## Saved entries
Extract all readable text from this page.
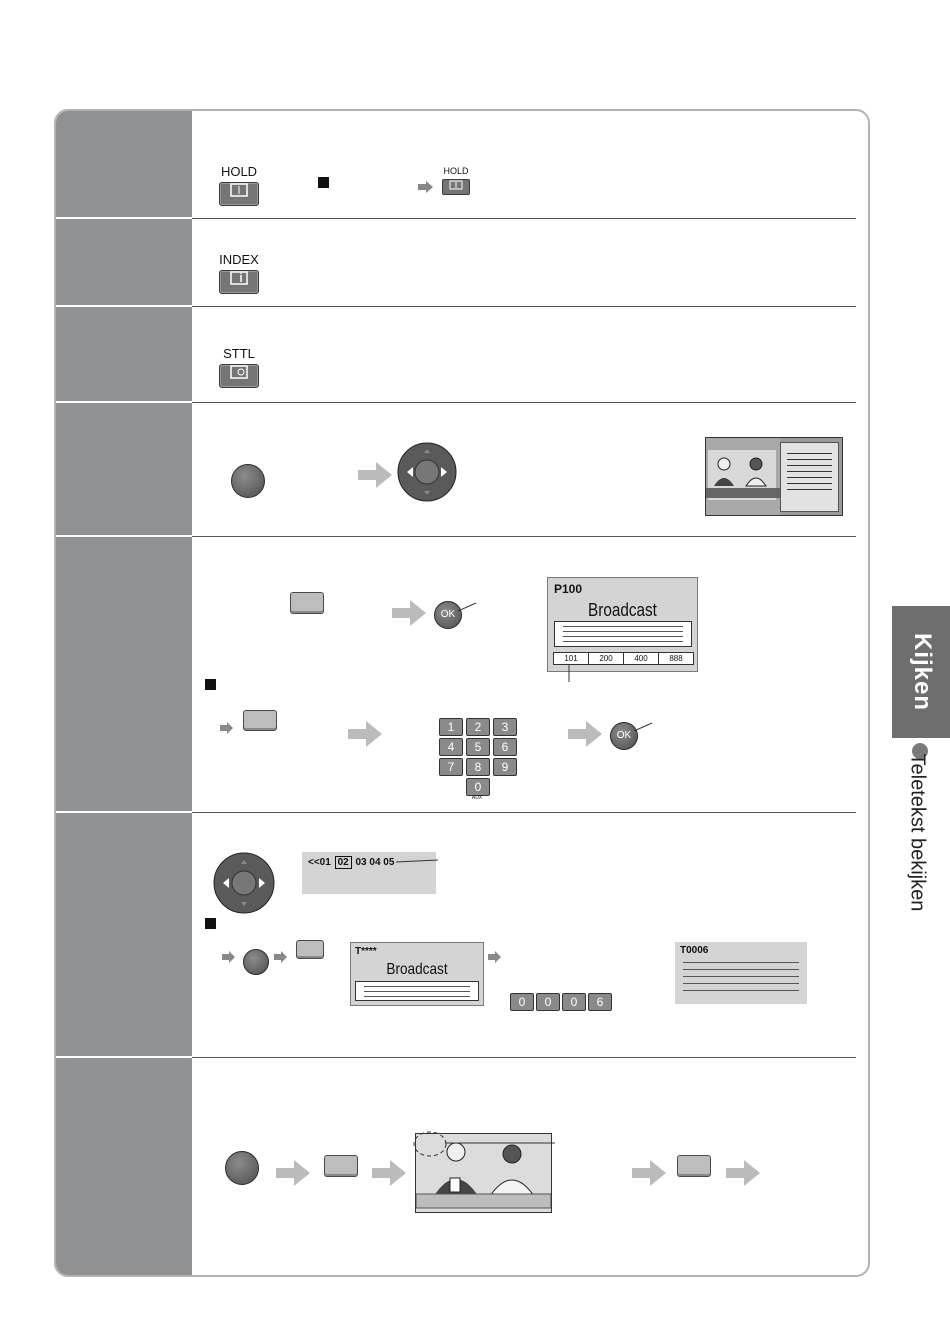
HOLD	HOLD
INDEX
STTL
OK
P100
Broadcast
101	200	400	888
1	2	3
4	5	6
7	8	9
0
AUX
OK
<<01 02 03 04 05
T****
Broadcast
0	0	0	6
T0006
Kijken
Teletekst bekijken
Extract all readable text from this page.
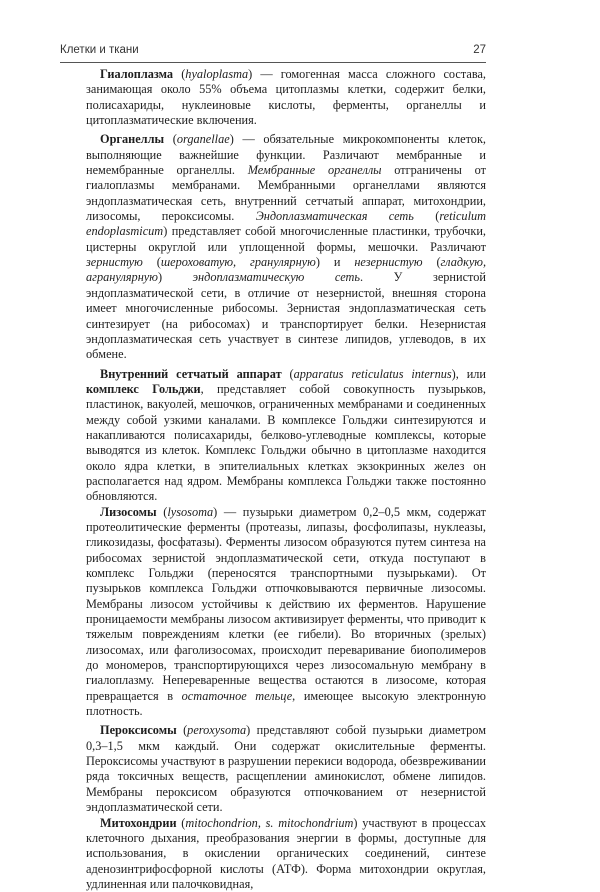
Клетки и ткани	27

Гиалоплазма (hyaloplasma) — гомогенная масса сложного состава, занимающая около 55% объема цитоплазмы клетки, содержит белки, полисахариды, нуклеиновые кислоты, ферменты, органеллы и цитоплазматические включения.

Органеллы (organellae) — обязательные микрокомпоненты клеток, выполняющие важнейшие функции. Различают мембранные и немембранные органеллы. Мембранные органеллы отграничены от гиалоплазмы мембранами. Мембранными органеллами являются эндоплазматическая сеть, внутренний сетчатый аппарат, митохондрии, лизосомы, пероксисомы. Эндоплазматическая сеть (reticulum endoplasmicum) представляет собой многочисленные пластинки, трубочки, цистерны округлой или уплощенной формы, мешочки. Различают зернистую (шероховатую, гранулярную) и незернистую (гладкую, агранулярную) эндоплазматическую сеть. У зернистой эндоплазматической сети, в отличие от незернистой, внешняя сторона имеет многочисленные рибосомы. Зернистая эндоплазматическая сеть синтезирует (на рибосомах) и транспортирует белки. Незернистая эндоплазматическая сеть участвует в синтезе липидов, углеводов, в их обмене.

Внутренний сетчатый аппарат (apparatus reticulatus internus), или комплекс Гольджи, представляет собой совокупность пузырьков, пластинок, вакуолей, мешочков, ограниченных мембранами и соединенных между собой узкими каналами. В комплексе Гольджи синтезируются и накапливаются полисахариды, белково-углеводные комплексы, которые выводятся из клеток. Комплекс Гольджи обычно в цитоплазме находится около ядра клетки, в эпителиальных клетках экзокринных желез он располагается над ядром. Мембраны комплекса Гольджи также постоянно обновляются.

Лизосомы (lysosoma) — пузырьки диаметром 0,2–0,5 мкм, содержат протеолитические ферменты (протеазы, липазы, фосфолипазы, нуклеазы, гликозидазы, фосфатазы). Ферменты лизосом образуются путем синтеза на рибосомах зернистой эндоплазматической сети, откуда поступают в комплекс Гольджи (переносятся транспортными пузырьками). От пузырьков комплекса Гольджи отпочковываются первичные лизосомы. Мембраны лизосом устойчивы к действию их ферментов. Нарушение проницаемости мембраны лизосом активизирует ферменты, что приводит к тяжелым повреждениям клетки (ее гибели). Во вторичных (зрелых) лизосомах, или фаголизосомах, происходит переваривание биополимеров до мономеров, транспортирующихся через лизосомальную мембрану в гиалоплазму. Непереваренные вещества остаются в лизосоме, которая превращается в остаточное тельце, имеющее высокую электронную плотность.

Пероксисомы (peroxysoma) представляют собой пузырьки диаметром 0,3–1,5 мкм каждый. Они содержат окислительные ферменты. Пероксисомы участвуют в разрушении перекиси водорода, обезвреживании ряда токсичных веществ, расщеплении аминокислот, обмене липидов. Мембраны пероксисом образуются отпочкованием от незернистой эндоплазматической сети.

Митохондрии (mitochondrion, s. mitochondrium) участвуют в процессах клеточного дыхания, преобразования энергии в формы, доступные для использования, в окислении органических соединений, синтезе аденозинтрифосфорной кислоты (АТФ). Форма митохондрии округлая, удлиненная или палочковидная,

## INSTRUCTIONS FOR THE TASK
Write the records out again in full, exactly, and skip every picture.

## RESULT OF THE EXERCISE
Extract all readable text from this page.
HOLD	HOLD
INDEX
STTL
OK
P100
Broadcast
101	200	400	888
1	2	3
4	5	6
7	8	9
0
AUX
OK
<<01 02 03 04 05
T****
Broadcast
0	0	0	6
T0006
Kijken
Teletekst bekijken
Extract all readable text from this page.
Клетки и ткани	27

Гиалоплазма (hyaloplasma) — гомогенная масса сложного состава, занимающая около 55% объема цитоплазмы клетки, содержит белки, полисахариды, нуклеиновые кислоты, ферменты, органеллы и цитоплазматические включения.

Органеллы (organellae) — обязательные микрокомпоненты клеток, выполняющие важнейшие функции. Различают мембранные и немембранные органеллы. Мембранные органеллы отграничены от гиалоплазмы мембранами. Мембранными органеллами являются эндоплазматическая сеть, внутренний сетчатый аппарат, митохондрии, лизосомы, пероксисомы. Эндоплазматическая сеть (reticulum endoplasmicum) представляет собой многочисленные пластинки, трубочки, цистерны округлой или уплощенной формы, мешочки. Различают зернистую (шероховатую, гранулярную) и незернистую (гладкую, агранулярную) эндоплазматическую сеть. У зернистой эндоплазматической сети, в отличие от незернистой, внешняя сторона имеет многочисленные рибосомы. Зернистая эндоплазматическая сеть синтезирует (на рибосомах) и транспортирует белки. Незернистая эндоплазматическая сеть участвует в синтезе липидов, углеводов, в их обмене.

Внутренний сетчатый аппарат (apparatus reticulatus internus), или комплекс Гольджи, представляет собой совокупность пузырьков, пластинок, вакуолей, мешочков, ограниченных мембранами и соединенных между собой узкими каналами. В комплексе Гольджи синтезируются и накапливаются полисахариды, белково-углеводные комплексы, которые выводятся из клеток. Комплекс Гольджи обычно в цитоплазме находится около ядра клетки, в эпителиальных клетках экзокринных желез он располагается над ядром. Мембраны комплекса Гольджи также постоянно обновляются.

Лизосомы (lysosoma) — пузырьки диаметром 0,2–0,5 мкм, содержат протеолитические ферменты (протеазы, липазы, фосфолипазы, нуклеазы, гликозидазы, фосфатазы). Ферменты лизосом образуются путем синтеза на рибосомах зернистой эндоплазматической сети, откуда поступают в комплекс Гольджи (переносятся транспортными пузырьками). От пузырьков комплекса Гольджи отпочковываются первичные лизосомы. Мембраны лизосом устойчивы к действию их ферментов. Нарушение проницаемости мембраны лизосом активизирует ферменты, что приводит к тяжелым повреждениям клетки (ее гибели). Во вторичных (зрелых) лизосомах, или фаголизосомах, происходит переваривание биополимеров до мономеров, транспортирующихся через лизосомальную мембрану в гиалоплазму. Непереваренные вещества остаются в лизосоме, которая превращается в остаточное тельце, имеющее высокую электронную плотность.

Пероксисомы (peroxysoma) представляют собой пузырьки диаметром 0,3–1,5 мкм каждый. Они содержат окислительные ферменты. Пероксисомы участвуют в разрушении перекиси водорода, обезвреживании ряда токсичных веществ, расщеплении аминокислот, обмене липидов. Мембраны пероксисом образуются отпочкованием от незернистой эндоплазматической сети.

Митохондрии (mitochondrion, s. mitochondrium) участвуют в процессах клеточного дыхания, преобразования энергии в формы, доступные для использования, в окислении органических соединений, синтезе аденозинтрифосфорной кислоты (АТФ). Форма митохондрии округлая, удлиненная или палочковидная,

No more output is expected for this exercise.